**Instructions for the task**
Make an exact copy of the data below, leaving out every picture.

Data entries:
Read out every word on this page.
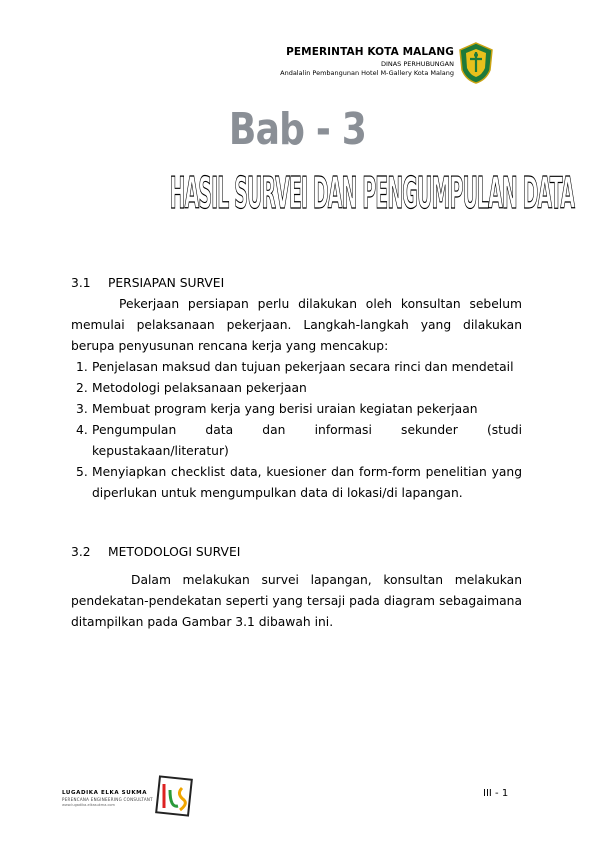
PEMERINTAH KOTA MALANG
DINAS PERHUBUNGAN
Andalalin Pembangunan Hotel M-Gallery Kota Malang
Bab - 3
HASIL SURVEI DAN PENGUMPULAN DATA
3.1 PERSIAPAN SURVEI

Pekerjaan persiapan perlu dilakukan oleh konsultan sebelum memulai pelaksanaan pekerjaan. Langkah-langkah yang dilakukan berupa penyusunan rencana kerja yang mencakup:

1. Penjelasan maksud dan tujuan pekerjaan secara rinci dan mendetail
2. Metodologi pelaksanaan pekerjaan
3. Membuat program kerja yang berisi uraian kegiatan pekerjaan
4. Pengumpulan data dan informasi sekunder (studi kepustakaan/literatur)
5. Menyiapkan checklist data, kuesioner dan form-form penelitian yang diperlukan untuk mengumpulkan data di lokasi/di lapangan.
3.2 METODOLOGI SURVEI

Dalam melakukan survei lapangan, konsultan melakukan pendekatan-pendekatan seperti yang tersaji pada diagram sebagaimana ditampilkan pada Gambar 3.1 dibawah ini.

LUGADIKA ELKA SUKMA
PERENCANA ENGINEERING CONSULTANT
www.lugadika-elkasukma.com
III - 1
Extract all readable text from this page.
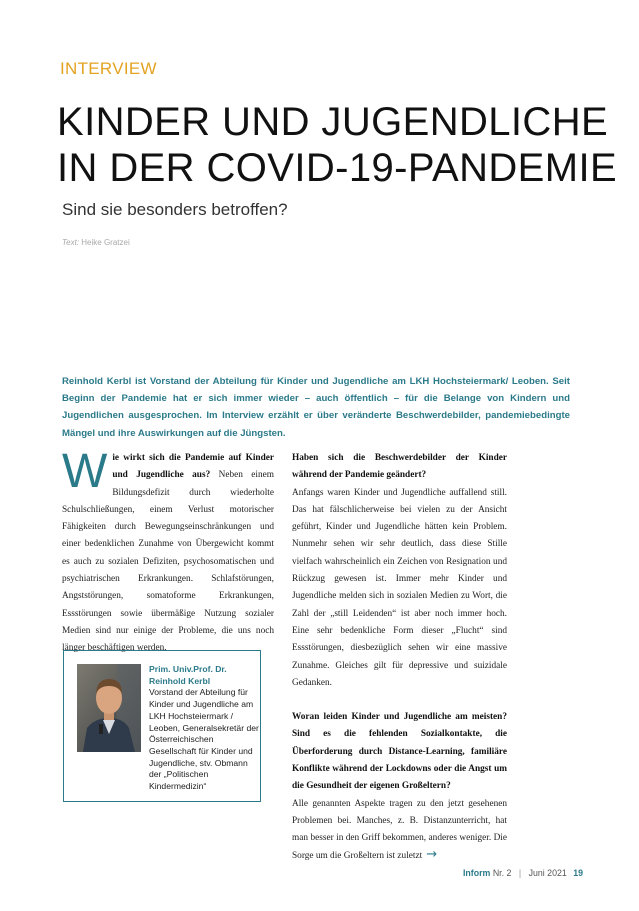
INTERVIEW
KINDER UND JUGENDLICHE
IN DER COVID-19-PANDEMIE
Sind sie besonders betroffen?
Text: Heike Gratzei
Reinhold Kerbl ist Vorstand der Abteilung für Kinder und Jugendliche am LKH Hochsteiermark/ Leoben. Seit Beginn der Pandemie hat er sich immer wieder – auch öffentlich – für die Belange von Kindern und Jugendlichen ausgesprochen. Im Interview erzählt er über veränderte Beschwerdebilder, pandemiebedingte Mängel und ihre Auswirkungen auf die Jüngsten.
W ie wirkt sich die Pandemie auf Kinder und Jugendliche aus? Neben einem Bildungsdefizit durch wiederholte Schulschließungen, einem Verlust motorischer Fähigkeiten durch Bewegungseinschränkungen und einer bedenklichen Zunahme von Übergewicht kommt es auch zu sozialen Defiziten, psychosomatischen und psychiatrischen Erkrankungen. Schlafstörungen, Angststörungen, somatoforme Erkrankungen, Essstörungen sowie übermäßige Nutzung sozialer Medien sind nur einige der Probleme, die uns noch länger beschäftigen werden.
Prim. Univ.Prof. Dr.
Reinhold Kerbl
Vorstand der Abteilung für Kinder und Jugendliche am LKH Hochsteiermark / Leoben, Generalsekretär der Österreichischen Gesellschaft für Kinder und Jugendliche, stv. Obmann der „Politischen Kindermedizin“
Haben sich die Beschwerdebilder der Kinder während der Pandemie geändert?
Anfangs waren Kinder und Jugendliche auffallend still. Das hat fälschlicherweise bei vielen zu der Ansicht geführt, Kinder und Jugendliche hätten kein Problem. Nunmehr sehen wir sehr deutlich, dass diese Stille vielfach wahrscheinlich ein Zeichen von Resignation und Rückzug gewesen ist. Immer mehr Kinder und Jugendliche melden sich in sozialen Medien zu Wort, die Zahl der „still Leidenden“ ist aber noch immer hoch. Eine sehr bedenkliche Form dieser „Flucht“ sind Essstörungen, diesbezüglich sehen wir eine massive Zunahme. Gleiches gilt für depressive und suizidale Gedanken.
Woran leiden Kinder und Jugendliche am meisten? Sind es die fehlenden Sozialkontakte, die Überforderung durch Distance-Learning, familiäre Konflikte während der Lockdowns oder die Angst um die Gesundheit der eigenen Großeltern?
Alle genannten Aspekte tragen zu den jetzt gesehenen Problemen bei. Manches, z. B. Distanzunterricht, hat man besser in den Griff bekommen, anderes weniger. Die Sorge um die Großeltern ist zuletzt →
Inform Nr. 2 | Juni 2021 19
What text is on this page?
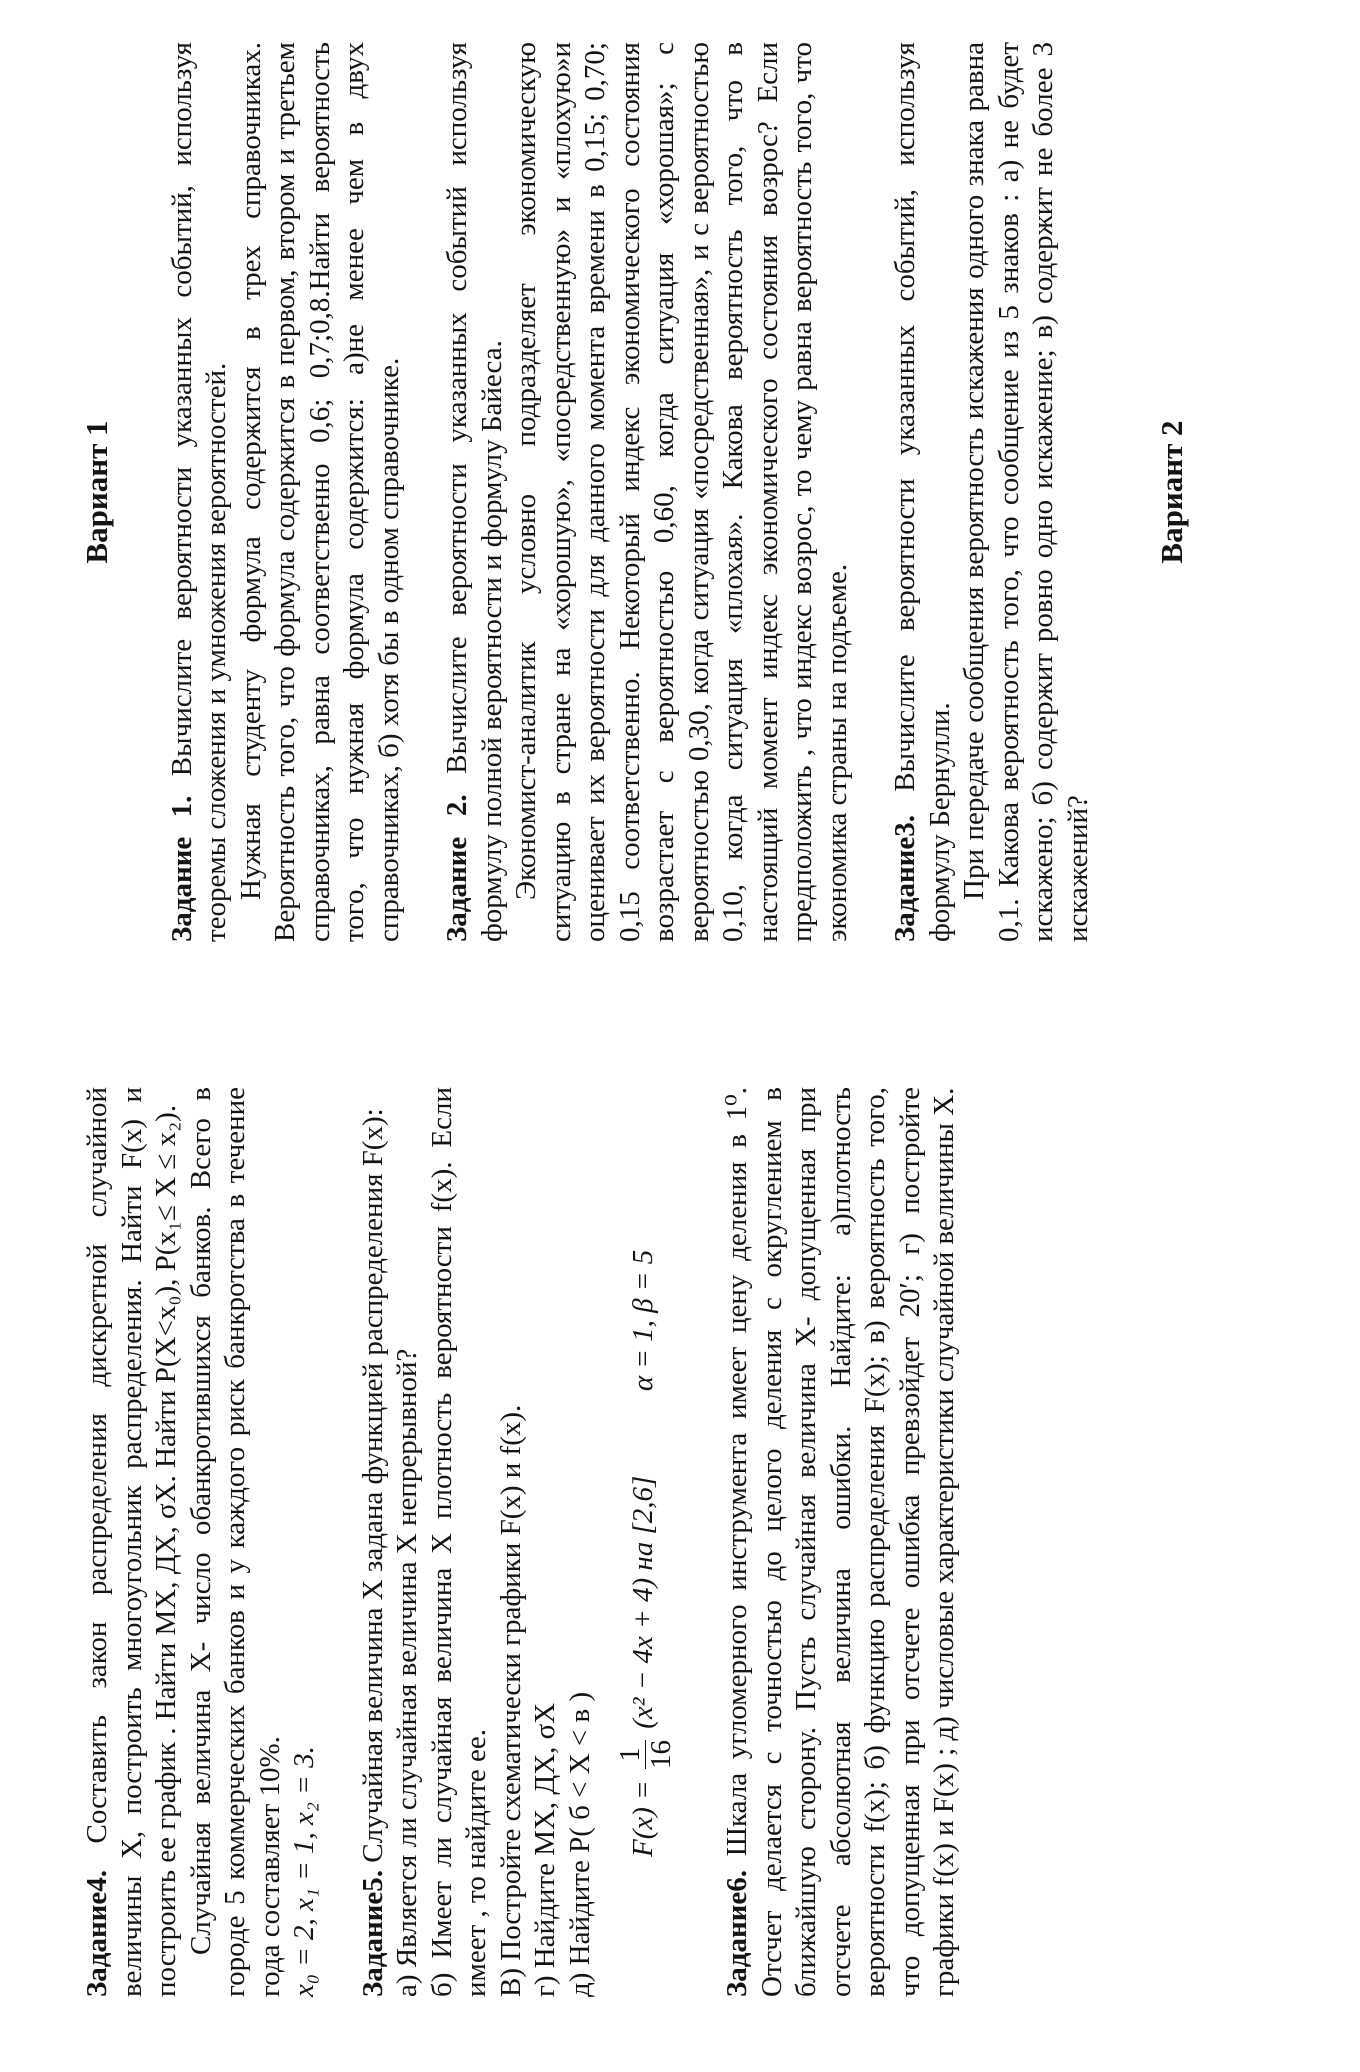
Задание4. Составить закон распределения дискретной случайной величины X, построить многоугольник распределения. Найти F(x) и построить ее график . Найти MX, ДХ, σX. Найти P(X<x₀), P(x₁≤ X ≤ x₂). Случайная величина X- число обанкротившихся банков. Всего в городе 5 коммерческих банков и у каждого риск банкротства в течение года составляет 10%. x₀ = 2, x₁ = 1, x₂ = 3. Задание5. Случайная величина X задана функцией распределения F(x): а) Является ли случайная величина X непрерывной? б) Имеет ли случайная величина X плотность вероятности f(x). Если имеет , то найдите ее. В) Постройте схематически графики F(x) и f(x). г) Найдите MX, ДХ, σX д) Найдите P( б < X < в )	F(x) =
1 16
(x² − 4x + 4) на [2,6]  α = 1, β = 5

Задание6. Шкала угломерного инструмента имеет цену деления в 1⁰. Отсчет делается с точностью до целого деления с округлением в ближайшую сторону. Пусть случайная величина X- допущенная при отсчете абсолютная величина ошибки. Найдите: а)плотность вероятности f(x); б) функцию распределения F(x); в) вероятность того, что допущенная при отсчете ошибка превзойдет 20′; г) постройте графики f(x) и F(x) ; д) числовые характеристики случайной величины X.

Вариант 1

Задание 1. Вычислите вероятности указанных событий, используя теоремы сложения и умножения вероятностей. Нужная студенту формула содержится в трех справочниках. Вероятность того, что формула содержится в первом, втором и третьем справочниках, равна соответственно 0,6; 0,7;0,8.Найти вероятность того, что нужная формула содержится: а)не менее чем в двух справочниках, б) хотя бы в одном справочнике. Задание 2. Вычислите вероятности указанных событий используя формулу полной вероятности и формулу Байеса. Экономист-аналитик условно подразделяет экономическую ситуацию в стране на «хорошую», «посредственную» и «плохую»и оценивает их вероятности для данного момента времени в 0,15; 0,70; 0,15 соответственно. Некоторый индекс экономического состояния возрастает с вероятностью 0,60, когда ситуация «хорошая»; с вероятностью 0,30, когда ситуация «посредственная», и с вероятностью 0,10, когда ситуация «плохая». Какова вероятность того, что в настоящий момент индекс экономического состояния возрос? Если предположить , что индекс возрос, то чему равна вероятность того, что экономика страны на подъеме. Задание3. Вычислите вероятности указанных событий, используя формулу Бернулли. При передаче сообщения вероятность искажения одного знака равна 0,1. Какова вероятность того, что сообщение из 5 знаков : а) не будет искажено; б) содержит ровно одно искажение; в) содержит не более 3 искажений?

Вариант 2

**Task solution**
Read out every word on this page.
PEMERINTAH KOTA MALANG
DINAS PERHUBUNGAN
Andalalin Pembangunan Hotel M-Gallery Kota Malang
Bab - 3
HASIL SURVEI DAN PENGUMPULAN DATA
3.1 PERSIAPAN SURVEI

Pekerjaan persiapan perlu dilakukan oleh konsultan sebelum memulai pelaksanaan pekerjaan. Langkah-langkah yang dilakukan berupa penyusunan rencana kerja yang mencakup:

1. Penjelasan maksud dan tujuan pekerjaan secara rinci dan mendetail
2. Metodologi pelaksanaan pekerjaan
3. Membuat program kerja yang berisi uraian kegiatan pekerjaan
4. Pengumpulan data dan informasi sekunder (studi kepustakaan/literatur)
5. Menyiapkan checklist data, kuesioner dan form-form penelitian yang diperlukan untuk mengumpulkan data di lokasi/di lapangan.
3.2 METODOLOGI SURVEI

Dalam melakukan survei lapangan, konsultan melakukan pendekatan-pendekatan seperti yang tersaji pada diagram sebagaimana ditampilkan pada Gambar 3.1 dibawah ini.

LUGADIKA ELKA SUKMA
PERENCANA ENGINEERING CONSULTANT
www.lugadika-elkasukma.com
III - 1
Extract all readable text from this page.
INTERVIEW
KINDER UND JUGENDLICHE
IN DER COVID-19-PANDEMIE
Sind sie besonders betroffen?
Text: Heike Gratzei
Reinhold Kerbl ist Vorstand der Abteilung für Kinder und Jugendliche am LKH Hochsteiermark/ Leoben. Seit Beginn der Pandemie hat er sich immer wieder – auch öffentlich – für die Belange von Kindern und Jugendlichen ausgesprochen. Im Interview erzählt er über veränderte Beschwerdebilder, pandemiebedingte Mängel und ihre Auswirkungen auf die Jüngsten.
W ie wirkt sich die Pandemie auf Kinder und Jugendliche aus? Neben einem Bildungsdefizit durch wiederholte Schulschließungen, einem Verlust motorischer Fähigkeiten durch Bewegungseinschränkungen und einer bedenklichen Zunahme von Übergewicht kommt es auch zu sozialen Defiziten, psychosomatischen und psychiatrischen Erkrankungen. Schlafstörungen, Angststörungen, somatoforme Erkrankungen, Essstörungen sowie übermäßige Nutzung sozialer Medien sind nur einige der Probleme, die uns noch länger beschäftigen werden.
Prim. Univ.Prof. Dr.
Reinhold Kerbl
Vorstand der Abteilung für Kinder und Jugendliche am LKH Hochsteiermark / Leoben, Generalsekretär der Österreichischen Gesellschaft für Kinder und Jugendliche, stv. Obmann der „Politischen Kindermedizin“
Haben sich die Beschwerdebilder der Kinder während der Pandemie geändert?
Anfangs waren Kinder und Jugendliche auffallend still. Das hat fälschlicherweise bei vielen zu der Ansicht geführt, Kinder und Jugendliche hätten kein Problem. Nunmehr sehen wir sehr deutlich, dass diese Stille vielfach wahrscheinlich ein Zeichen von Resignation und Rückzug gewesen ist. Immer mehr Kinder und Jugendliche melden sich in sozialen Medien zu Wort, die Zahl der „still Leidenden“ ist aber noch immer hoch. Eine sehr bedenkliche Form dieser „Flucht“ sind Essstörungen, diesbezüglich sehen wir eine massive Zunahme. Gleiches gilt für depressive und suizidale Gedanken.
Woran leiden Kinder und Jugendliche am meisten? Sind es die fehlenden Sozialkontakte, die Überforderung durch Distance-Learning, familiäre Konflikte während der Lockdowns oder die Angst um die Gesundheit der eigenen Großeltern?
Alle genannten Aspekte tragen zu den jetzt gesehenen Problemen bei. Manches, z. B. Distanzunterricht, hat man besser in den Griff bekommen, anderes weniger. Die Sorge um die Großeltern ist zuletzt →
Inform Nr. 2 | Juni 2021 19
What text is on this page?
Задание4. Составить закон распределения дискретной случайной величины X, построить многоугольник распределения. Найти F(x) и построить ее график . Найти MX, ДХ, σX. Найти P(X<x₀), P(x₁≤ X ≤ x₂). Случайная величина X- число обанкротившихся банков. Всего в городе 5 коммерческих банков и у каждого риск банкротства в течение года составляет 10%. x₀ = 2, x₁ = 1, x₂ = 3. Задание5. Случайная величина X задана функцией распределения F(x): а) Является ли случайная величина X непрерывной? б) Имеет ли случайная величина X плотность вероятности f(x). Если имеет , то найдите ее. В) Постройте схематически графики F(x) и f(x). г) Найдите MX, ДХ, σX д) Найдите P( б < X < в )	F(x) =
1 16
(x² − 4x + 4) на [2,6]  α = 1, β = 5

Задание6. Шкала угломерного инструмента имеет цену деления в 1⁰. Отсчет делается с точностью до целого деления с округлением в ближайшую сторону. Пусть случайная величина X- допущенная при отсчете абсолютная величина ошибки. Найдите: а)плотность вероятности f(x); б) функцию распределения F(x); в) вероятность того, что допущенная при отсчете ошибка превзойдет 20′; г) постройте графики f(x) и F(x) ; д) числовые характеристики случайной величины X.

Вариант 1

Задание 1. Вычислите вероятности указанных событий, используя теоремы сложения и умножения вероятностей. Нужная студенту формула содержится в трех справочниках. Вероятность того, что формула содержится в первом, втором и третьем справочниках, равна соответственно 0,6; 0,7;0,8.Найти вероятность того, что нужная формула содержится: а)не менее чем в двух справочниках, б) хотя бы в одном справочнике. Задание 2. Вычислите вероятности указанных событий используя формулу полной вероятности и формулу Байеса. Экономист-аналитик условно подразделяет экономическую ситуацию в стране на «хорошую», «посредственную» и «плохую»и оценивает их вероятности для данного момента времени в 0,15; 0,70; 0,15 соответственно. Некоторый индекс экономического состояния возрастает с вероятностью 0,60, когда ситуация «хорошая»; с вероятностью 0,30, когда ситуация «посредственная», и с вероятностью 0,10, когда ситуация «плохая». Какова вероятность того, что в настоящий момент индекс экономического состояния возрос? Если предположить , что индекс возрос, то чему равна вероятность того, что экономика страны на подъеме. Задание3. Вычислите вероятности указанных событий, используя формулу Бернулли. При передаче сообщения вероятность искажения одного знака равна 0,1. Какова вероятность того, что сообщение из 5 знаков : а) не будет искажено; б) содержит ровно одно искажение; в) содержит не более 3 искажений?

Вариант 2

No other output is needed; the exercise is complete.